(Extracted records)
====
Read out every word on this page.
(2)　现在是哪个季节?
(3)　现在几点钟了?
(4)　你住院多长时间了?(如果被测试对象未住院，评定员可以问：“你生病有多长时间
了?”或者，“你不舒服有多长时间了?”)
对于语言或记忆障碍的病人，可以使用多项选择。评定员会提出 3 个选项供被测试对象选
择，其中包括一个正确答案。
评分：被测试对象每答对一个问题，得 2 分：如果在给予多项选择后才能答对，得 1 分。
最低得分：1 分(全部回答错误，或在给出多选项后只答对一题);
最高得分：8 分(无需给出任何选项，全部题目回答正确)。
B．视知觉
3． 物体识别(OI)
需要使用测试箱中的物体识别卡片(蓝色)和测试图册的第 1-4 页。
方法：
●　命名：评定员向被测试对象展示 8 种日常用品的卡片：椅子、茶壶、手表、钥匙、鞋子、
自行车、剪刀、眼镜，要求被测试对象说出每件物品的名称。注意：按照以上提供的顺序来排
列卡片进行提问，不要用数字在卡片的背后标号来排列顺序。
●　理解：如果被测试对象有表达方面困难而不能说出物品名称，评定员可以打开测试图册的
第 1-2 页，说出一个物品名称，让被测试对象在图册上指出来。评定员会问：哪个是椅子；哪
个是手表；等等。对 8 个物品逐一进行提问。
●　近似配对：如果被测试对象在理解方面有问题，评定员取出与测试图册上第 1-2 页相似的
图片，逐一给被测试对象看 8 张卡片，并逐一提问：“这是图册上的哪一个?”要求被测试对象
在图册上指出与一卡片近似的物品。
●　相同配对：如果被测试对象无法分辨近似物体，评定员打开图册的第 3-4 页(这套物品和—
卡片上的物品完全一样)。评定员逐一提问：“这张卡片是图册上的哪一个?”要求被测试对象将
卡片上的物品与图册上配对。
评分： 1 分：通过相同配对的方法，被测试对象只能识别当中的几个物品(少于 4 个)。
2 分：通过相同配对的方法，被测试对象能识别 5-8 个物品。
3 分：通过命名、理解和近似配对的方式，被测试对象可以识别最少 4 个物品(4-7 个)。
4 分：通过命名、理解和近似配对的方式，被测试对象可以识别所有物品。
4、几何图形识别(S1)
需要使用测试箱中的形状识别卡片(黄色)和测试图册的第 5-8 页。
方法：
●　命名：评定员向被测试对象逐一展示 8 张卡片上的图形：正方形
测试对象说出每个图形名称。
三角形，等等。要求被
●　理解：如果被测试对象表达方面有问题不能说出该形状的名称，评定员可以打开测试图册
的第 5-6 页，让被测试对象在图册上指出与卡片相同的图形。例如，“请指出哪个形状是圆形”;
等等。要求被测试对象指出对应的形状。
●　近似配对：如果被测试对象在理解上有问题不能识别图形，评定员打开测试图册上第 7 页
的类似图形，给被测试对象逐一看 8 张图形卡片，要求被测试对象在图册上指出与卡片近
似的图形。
====
# Set task
Write out the entries in full, exactly as given.

# Task output
Read out every word on this page.
(2)　现在是哪个季节?
(3)　现在几点钟了?
(4)　你住院多长时间了?(如果被测试对象未住院，评定员可以问：“你生病有多长时间
了?”或者，“你不舒服有多长时间了?”)
对于语言或记忆障碍的病人，可以使用多项选择。评定员会提出 3 个选项供被测试对象选
择，其中包括一个正确答案。
评分：被测试对象每答对一个问题，得 2 分：如果在给予多项选择后才能答对，得 1 分。
最低得分：1 分(全部回答错误，或在给出多选项后只答对一题);
最高得分：8 分(无需给出任何选项，全部题目回答正确)。
B．视知觉
3． 物体识别(OI)
需要使用测试箱中的物体识别卡片(蓝色)和测试图册的第 1-4 页。
方法：
●　命名：评定员向被测试对象展示 8 种日常用品的卡片：椅子、茶壶、手表、钥匙、鞋子、
自行车、剪刀、眼镜，要求被测试对象说出每件物品的名称。注意：按照以上提供的顺序来排
列卡片进行提问，不要用数字在卡片的背后标号来排列顺序。
●　理解：如果被测试对象有表达方面困难而不能说出物品名称，评定员可以打开测试图册的
第 1-2 页，说出一个物品名称，让被测试对象在图册上指出来。评定员会问：哪个是椅子；哪
个是手表；等等。对 8 个物品逐一进行提问。
●　近似配对：如果被测试对象在理解方面有问题，评定员取出与测试图册上第 1-2 页相似的
图片，逐一给被测试对象看 8 张卡片，并逐一提问：“这是图册上的哪一个?”要求被测试对象
在图册上指出与一卡片近似的物品。
●　相同配对：如果被测试对象无法分辨近似物体，评定员打开图册的第 3-4 页(这套物品和—
卡片上的物品完全一样)。评定员逐一提问：“这张卡片是图册上的哪一个?”要求被测试对象将
卡片上的物品与图册上配对。
评分： 1 分：通过相同配对的方法，被测试对象只能识别当中的几个物品(少于 4 个)。
2 分：通过相同配对的方法，被测试对象能识别 5-8 个物品。
3 分：通过命名、理解和近似配对的方式，被测试对象可以识别最少 4 个物品(4-7 个)。
4 分：通过命名、理解和近似配对的方式，被测试对象可以识别所有物品。
4、几何图形识别(S1)
需要使用测试箱中的形状识别卡片(黄色)和测试图册的第 5-8 页。
方法：
●　命名：评定员向被测试对象逐一展示 8 张卡片上的图形：正方形
测试对象说出每个图形名称。
三角形，等等。要求被
●　理解：如果被测试对象表达方面有问题不能说出该形状的名称，评定员可以打开测试图册
的第 5-6 页，让被测试对象在图册上指出与卡片相同的图形。例如，“请指出哪个形状是圆形”;
等等。要求被测试对象指出对应的形状。
●　近似配对：如果被测试对象在理解上有问题不能识别图形，评定员打开测试图册上第 7 页
的类似图形，给被测试对象逐一看 8 张图形卡片，要求被测试对象在图册上指出与卡片近
似的图形。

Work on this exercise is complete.